_SET TASKS_
#1 Decide whether each statement below agrees with the Pinochet passage, answering yes or no and quoting the exact words of the passage that settle it: (a) Pinochet was born in Valparaiso. (b) Allende made Pinochet commander-in-chief in 1970. (c) The Dina secret police was set up within weeks of the coup.
#2 Extend the Pinochet passage by one or two paragraphs, picking up after its final sentence about Operation Condor.
═══ PASSAGE SHOWN ═══
Pinochet dies

PopHistorian

The Living Force
FOTCM Member
(http:/)/news.bbc.co.uk/2/hi/americas/6167237.stm

So, it's a good time to remember that this Chilean military dictator who spat upon "human rights" as an "invention of the Marxists," tortured, "disappeared," and outright killed thousands of political opponents, was placed into power by the CIA, who saw to the overthrow of the democratically elected (leftist) government that was then in place in Chile, allegedly masterminded by Henry Kissinger, who also played a role in fomenting other ostensibly "foreign" events that resulted in the slaughter of millions of people.

That reminds me, as Kissinger continues to make his roughly monthly visits to the White House, Bush is thinking about giving the Medal of Freedom to Don Rumsfeld. Let's see, we send our hired killers into a country that didn't and couldn't have threatened the U.S., we destroy its infrastructure and butcher the better part of a million of its people with no rationale given that has ever been show to be true. Yeah, I'd say that he and the other architects of this bloodbath are right up there in Kissinger's league.
 
http://news.bbc.co.uk/2/shared/spl/hi/picture_gallery/06/americas_general_augusto_pinochet/html/1.stm

Augusto Pinochet Ugarte was born in the port city of Valparaiso in 1915, one of six children of a customs officer. He entered military school at 18, apparently encouraged by his mother, and over the following decades rose gradually through the ranks.
In 1973, he was made commander-in-chief by President Salvador Allende (right), a Marxist elected three years earlier on a programme of radical social change. He was one of few high-ranking officers President Allende thought he could trust.
Coup
President Allende's trust in Gen Pinochet proved misplaced. On 11 September 1973, less than three weeks after being made commander-in-chief, Gen Pinochet played a leading role in a CIA-sponsored coup.
The attack, led by the armed forces, culminated in the bombing of the presidential palace. President Allende, inside at the time, died - believed shot by his own hand.
TV address
Three days later, Gen Pinochet addressed the nation on television. Although he quickly gained notoriety as the leader of the coup internationally, it took some months for him to emerge as leader at home - and initially, he even appeared conciliatory.
But his grip on power quickly hardened. By mid-1974, he was declared Supreme Head of the Nation, and by December, president.
Crackdown
His approach to his opponents also hardened. Within weeks of the coup, Manuel Contreras - a personal friend - had set up the ferocious Dina secret police. The parliament was shut down and trade unions banned.
Chile also co-operated with several other South American dictatorships in Operation Condor - a pact to hunt down and kill left-wing opponents. But Gen Pinochet - pictured here in 1975 with Bolivian dictator Hugo Banzer - later denied any knowledge of the pact.
═══ PROVIDED MATERIAL ═══
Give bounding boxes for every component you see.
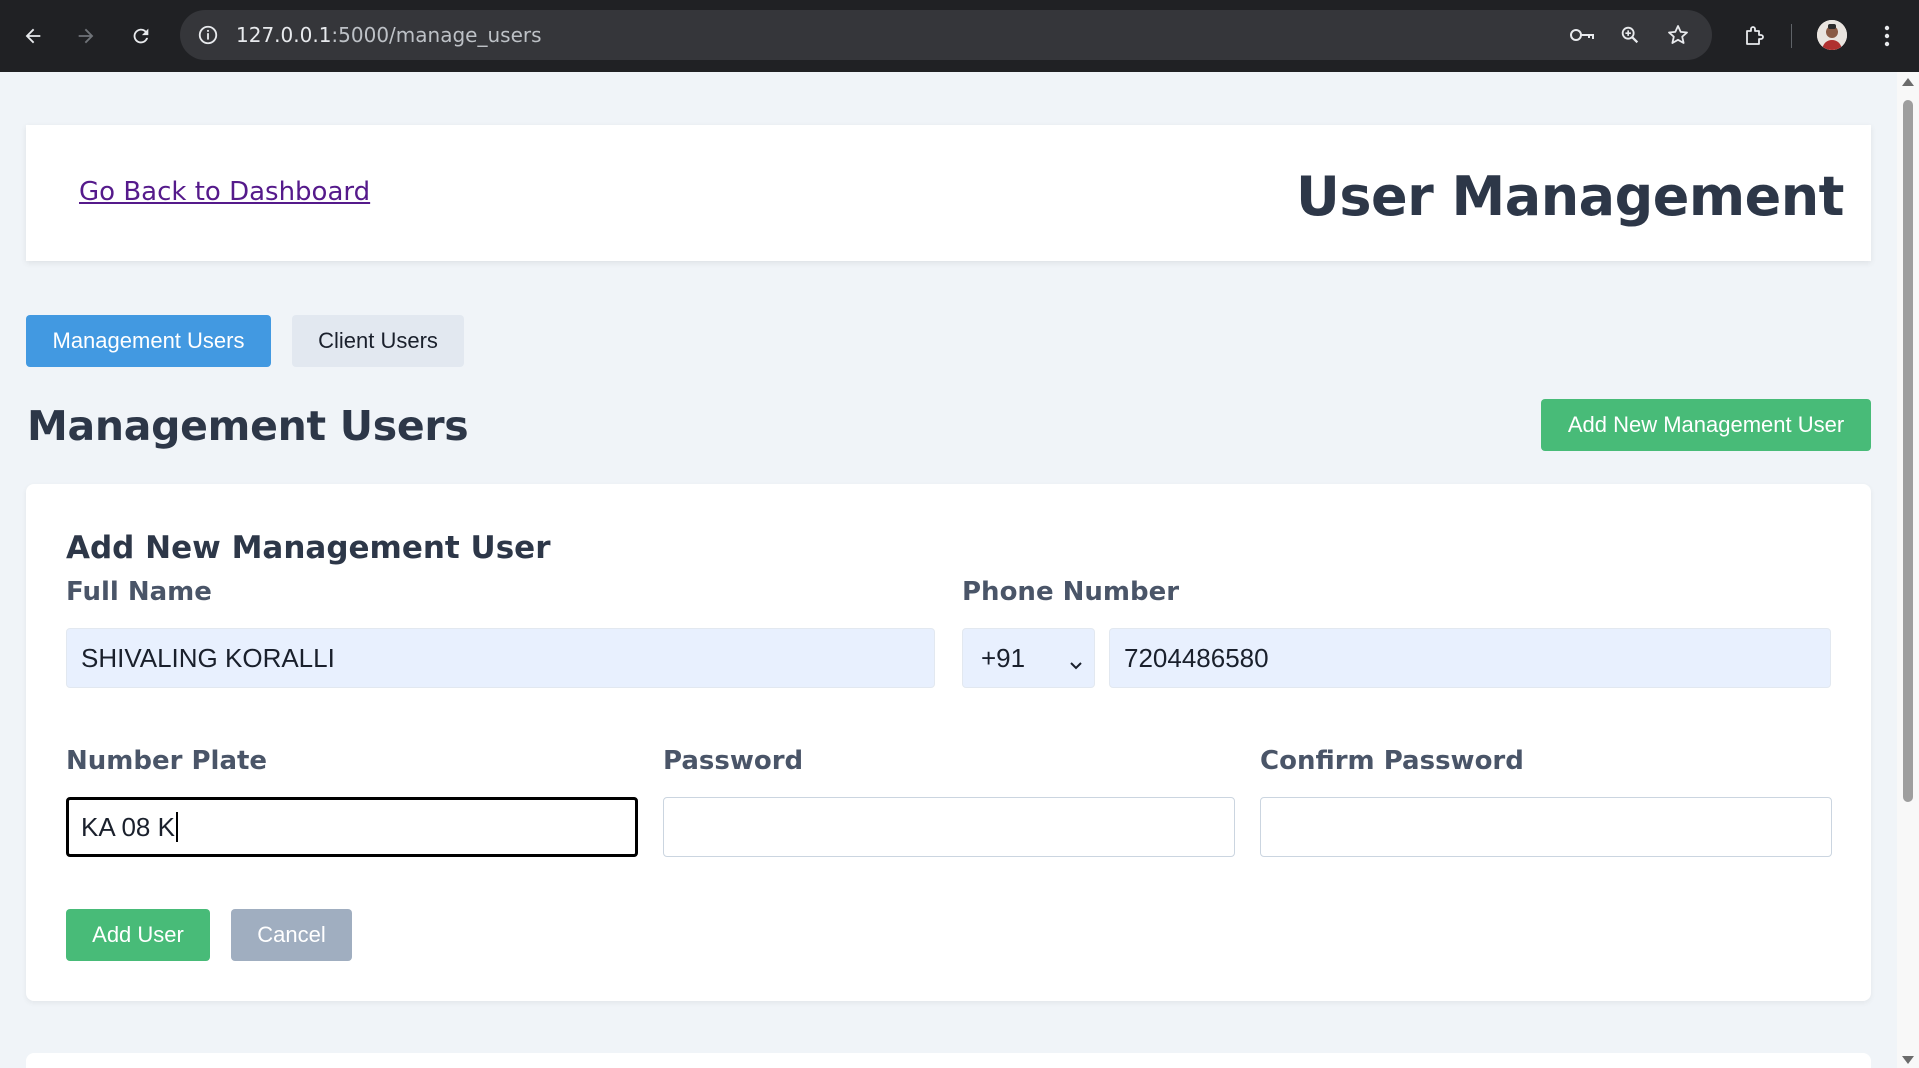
═══
_RESULTS IN ORDER_
#1
(a) Yes: "Augusto Pinochet Ugarte was born in the port city of Valparaiso in 1915"
(b) No: "In 1973, he was made commander-in-chief by President Salvador Allende"
(c) Yes: "Within weeks of the coup, Manuel Contreras - a personal friend - had set up the ferocious Dina secret police."

#2
Disappearances
Repression of opponents of the Pinochet regime peaked in the early years, though it remained a tool of the government throughout its tenure, particularly at times when economic depression prompted protests.
A 1996 report blamed the regime for more than 3,000 confirmed deaths and disappearances, and later another report documented claims of torture by nearly 30,000 people. Mass graves continue to be found. Here, years later, a woman kisses the recently identified skull of her brother.
Economic policy
From about 1975 on, Gen Pinochet came under the influence of the "Chicago Boys", a group of free-market economists. Under their guidance, government spending was slashed, state services privatised and restrictions on foreign direct investment lifted.
Gen Pinochet's supporters say he created long-lasting prosperity in Chile; detractors say his legacy was a boom-and-bust economy. One admirer of such techniques was the UK prime minister from 1979 to 1990, Margaret Thatcher (pictured in 1999).
Shock defeat
In 1980, Gen Pinochet held a controversial plebiscite to approve a new constitution banning left-wing parties from politics, increasing presidential powers, and granting him at least a further eight years in office.
An economic slump followed, prompting a wave of protests and strikes which were suppressed. In 1986, Gen Pinochet survived an assassination attempt. And in 1988, voters inflicted a shock defeat on him in another referendum intended to grant him a further eight years in office.
Past kept covered
The following year, Gen Pinochet lost the country's first democratic poll for nearly two decades. But he retained the title of commander-in-chief of the armed forces - a position that shielded him from prosecution and which he used to stifle moves to investigate human rights abuses during his rule.
He relinquished this post in 1998, only to take up a parliamentary seat as a senator-for-life, another position he had created for himself - again immune from prosecution.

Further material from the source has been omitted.